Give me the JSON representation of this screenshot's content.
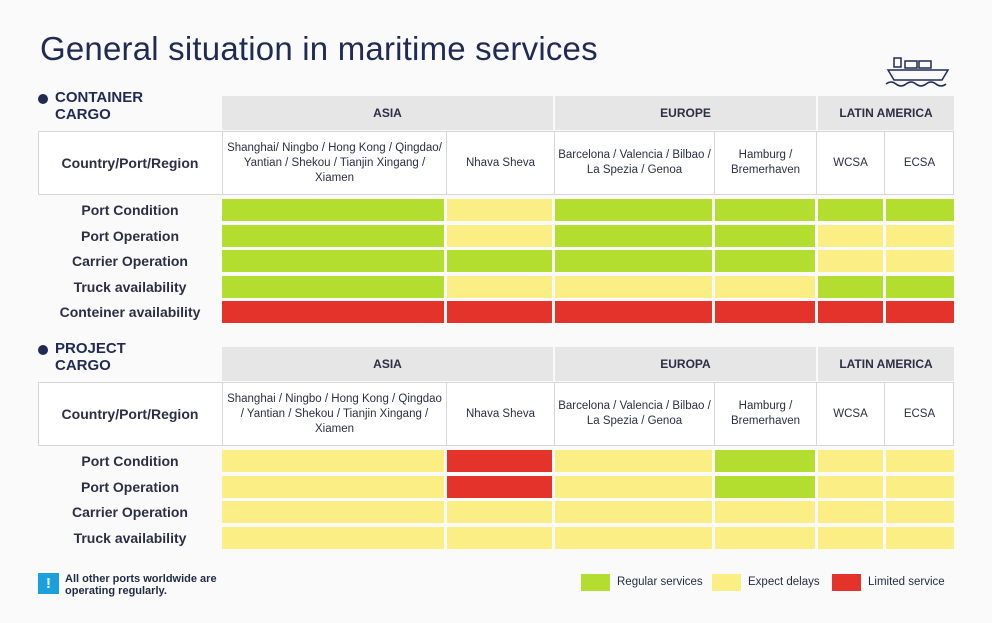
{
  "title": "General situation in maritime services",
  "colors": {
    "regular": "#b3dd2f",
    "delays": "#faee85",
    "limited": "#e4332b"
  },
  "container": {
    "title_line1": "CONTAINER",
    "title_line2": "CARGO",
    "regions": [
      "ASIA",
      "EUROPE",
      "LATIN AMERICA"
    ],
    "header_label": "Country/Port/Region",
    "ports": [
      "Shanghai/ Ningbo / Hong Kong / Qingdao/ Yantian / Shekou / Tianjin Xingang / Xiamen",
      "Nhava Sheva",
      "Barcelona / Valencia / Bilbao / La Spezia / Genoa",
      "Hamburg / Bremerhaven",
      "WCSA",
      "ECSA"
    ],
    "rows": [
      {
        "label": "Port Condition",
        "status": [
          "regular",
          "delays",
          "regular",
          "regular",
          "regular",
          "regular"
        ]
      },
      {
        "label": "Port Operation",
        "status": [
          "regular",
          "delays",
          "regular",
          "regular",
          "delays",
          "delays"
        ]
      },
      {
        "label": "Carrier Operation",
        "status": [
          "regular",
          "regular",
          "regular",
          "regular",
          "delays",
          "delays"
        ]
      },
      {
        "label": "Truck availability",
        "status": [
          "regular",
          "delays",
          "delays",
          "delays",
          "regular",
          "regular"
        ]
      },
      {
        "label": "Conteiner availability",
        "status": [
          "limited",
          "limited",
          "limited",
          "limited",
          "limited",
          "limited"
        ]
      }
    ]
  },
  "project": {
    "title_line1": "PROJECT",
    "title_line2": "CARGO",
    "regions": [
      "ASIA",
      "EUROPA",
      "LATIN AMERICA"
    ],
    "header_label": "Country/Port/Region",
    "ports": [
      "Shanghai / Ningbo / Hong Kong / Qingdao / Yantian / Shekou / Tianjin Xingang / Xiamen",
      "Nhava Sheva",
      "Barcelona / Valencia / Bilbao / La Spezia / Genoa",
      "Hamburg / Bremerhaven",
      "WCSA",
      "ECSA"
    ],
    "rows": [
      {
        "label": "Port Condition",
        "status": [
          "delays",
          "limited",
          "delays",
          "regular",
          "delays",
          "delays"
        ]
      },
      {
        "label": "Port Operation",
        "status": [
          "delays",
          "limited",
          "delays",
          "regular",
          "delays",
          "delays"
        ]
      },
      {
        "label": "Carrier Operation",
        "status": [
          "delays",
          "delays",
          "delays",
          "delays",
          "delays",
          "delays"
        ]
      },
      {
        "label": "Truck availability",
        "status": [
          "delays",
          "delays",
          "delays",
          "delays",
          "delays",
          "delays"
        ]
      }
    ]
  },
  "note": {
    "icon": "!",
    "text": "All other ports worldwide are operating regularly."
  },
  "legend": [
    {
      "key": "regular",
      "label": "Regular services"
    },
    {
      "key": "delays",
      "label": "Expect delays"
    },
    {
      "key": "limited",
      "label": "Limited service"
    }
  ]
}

◇ ◇ ◇ ◇

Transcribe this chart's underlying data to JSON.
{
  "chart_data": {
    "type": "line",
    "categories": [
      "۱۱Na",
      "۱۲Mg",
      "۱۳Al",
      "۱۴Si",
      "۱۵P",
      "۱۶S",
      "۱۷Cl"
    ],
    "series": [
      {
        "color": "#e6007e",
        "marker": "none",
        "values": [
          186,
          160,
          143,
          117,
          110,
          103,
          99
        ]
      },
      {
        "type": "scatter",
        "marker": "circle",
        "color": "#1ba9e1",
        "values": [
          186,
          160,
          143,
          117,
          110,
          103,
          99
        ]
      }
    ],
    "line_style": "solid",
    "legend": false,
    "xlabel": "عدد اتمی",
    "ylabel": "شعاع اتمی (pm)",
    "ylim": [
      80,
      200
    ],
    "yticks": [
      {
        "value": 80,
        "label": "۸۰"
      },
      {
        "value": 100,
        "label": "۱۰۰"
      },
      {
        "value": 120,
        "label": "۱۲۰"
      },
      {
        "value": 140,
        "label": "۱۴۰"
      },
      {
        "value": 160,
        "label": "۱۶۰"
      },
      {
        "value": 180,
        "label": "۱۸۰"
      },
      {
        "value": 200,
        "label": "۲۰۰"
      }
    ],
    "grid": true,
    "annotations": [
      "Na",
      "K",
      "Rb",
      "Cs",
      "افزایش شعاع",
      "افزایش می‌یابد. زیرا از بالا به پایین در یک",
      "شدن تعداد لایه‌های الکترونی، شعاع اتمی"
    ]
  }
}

◇ ◇ ◇ ◇

Show all lines from the data above in which the word "Shekou" appears.

      "Shanghai/ Ningbo / Hong Kong / Qingdao/ Yantian / Shekou / Tianjin Xingang / Xiamen",
      "Shanghai / Ningbo / Hong Kong / Qingdao / Yantian / Shekou / Tianjin Xingang / Xiamen",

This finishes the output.